Read the listing and extract each line that includes the word "выключателя".
━━━━━ DATA PROVIDED ━━━━━
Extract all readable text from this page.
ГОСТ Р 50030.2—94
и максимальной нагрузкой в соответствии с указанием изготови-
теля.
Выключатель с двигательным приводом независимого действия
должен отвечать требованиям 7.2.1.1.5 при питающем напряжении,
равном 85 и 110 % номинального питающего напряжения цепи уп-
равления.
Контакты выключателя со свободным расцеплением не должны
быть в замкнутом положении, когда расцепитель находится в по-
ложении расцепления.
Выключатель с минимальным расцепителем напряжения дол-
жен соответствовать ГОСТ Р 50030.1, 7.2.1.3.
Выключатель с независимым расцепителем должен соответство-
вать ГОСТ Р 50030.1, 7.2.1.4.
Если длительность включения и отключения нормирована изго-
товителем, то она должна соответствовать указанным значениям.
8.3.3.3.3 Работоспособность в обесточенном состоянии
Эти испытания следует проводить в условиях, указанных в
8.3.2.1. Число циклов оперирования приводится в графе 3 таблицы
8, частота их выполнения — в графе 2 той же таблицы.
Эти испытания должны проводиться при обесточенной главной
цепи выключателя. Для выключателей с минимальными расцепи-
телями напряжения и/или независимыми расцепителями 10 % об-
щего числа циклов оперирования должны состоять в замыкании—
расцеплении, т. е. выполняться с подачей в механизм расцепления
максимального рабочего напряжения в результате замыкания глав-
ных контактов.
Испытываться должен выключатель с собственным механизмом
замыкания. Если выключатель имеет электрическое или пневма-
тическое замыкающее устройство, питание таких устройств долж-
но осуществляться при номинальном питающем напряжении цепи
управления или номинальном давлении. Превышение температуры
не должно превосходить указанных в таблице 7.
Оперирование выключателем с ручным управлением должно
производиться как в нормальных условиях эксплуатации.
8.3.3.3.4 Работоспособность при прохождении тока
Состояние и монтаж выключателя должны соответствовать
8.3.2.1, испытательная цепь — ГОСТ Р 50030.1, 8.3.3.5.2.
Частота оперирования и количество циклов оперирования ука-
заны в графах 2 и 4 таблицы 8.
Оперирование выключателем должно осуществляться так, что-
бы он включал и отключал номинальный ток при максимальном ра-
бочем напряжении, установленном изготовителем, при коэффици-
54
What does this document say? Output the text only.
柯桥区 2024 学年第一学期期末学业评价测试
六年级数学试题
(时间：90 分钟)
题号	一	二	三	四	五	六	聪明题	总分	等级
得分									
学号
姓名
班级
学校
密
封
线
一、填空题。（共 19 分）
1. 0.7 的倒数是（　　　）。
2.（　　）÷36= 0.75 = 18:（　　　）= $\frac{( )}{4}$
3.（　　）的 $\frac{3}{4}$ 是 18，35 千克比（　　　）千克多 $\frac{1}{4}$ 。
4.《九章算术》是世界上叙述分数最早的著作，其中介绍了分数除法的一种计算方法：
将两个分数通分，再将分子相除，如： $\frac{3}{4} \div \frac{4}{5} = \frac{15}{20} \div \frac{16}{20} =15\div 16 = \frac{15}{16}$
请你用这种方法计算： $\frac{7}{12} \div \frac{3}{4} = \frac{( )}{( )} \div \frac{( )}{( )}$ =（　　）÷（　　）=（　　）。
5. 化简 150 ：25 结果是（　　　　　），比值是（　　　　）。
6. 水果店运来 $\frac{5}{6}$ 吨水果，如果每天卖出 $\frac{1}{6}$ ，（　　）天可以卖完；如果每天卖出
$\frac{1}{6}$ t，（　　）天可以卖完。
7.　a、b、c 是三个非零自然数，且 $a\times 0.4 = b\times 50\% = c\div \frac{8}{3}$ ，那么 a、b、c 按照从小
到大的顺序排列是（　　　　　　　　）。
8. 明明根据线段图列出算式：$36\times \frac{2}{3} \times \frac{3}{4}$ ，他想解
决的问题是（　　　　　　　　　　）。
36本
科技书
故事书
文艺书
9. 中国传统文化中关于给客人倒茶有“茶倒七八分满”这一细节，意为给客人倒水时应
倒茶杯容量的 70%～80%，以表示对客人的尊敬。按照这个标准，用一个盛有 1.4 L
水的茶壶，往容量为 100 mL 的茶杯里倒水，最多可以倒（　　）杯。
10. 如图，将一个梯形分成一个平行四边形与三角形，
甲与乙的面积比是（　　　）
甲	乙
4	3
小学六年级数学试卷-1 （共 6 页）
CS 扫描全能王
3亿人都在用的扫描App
━━━━━
#### [SOLVED PROBLEM]
Контакты выключателя со свободным расцеплением не должны
цепи выключателя. Для выключателей с минимальными расцепи-
Состояние и монтаж выключателя должны соответствовать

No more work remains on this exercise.